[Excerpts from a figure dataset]

┏━━

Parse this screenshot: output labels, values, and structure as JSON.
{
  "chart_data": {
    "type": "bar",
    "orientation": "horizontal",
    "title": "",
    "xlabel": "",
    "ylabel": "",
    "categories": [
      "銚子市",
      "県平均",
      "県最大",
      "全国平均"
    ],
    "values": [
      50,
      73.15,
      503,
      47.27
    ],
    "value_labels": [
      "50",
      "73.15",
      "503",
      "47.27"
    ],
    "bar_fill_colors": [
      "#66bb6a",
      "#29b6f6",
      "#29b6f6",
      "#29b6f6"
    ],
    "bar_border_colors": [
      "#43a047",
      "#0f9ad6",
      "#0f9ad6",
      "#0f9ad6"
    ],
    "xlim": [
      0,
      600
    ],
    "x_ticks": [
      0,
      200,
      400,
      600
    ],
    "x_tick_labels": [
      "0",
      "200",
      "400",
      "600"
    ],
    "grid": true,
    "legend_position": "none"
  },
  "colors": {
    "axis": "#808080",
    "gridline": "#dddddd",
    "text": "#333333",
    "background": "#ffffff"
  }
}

┗━━

_JOB:_ Gather each line in the entries above where the string "values" is found.

_CORRECT RESULT:_
Parse this screenshot: output labels, values, and structure as JSON.
    "values": [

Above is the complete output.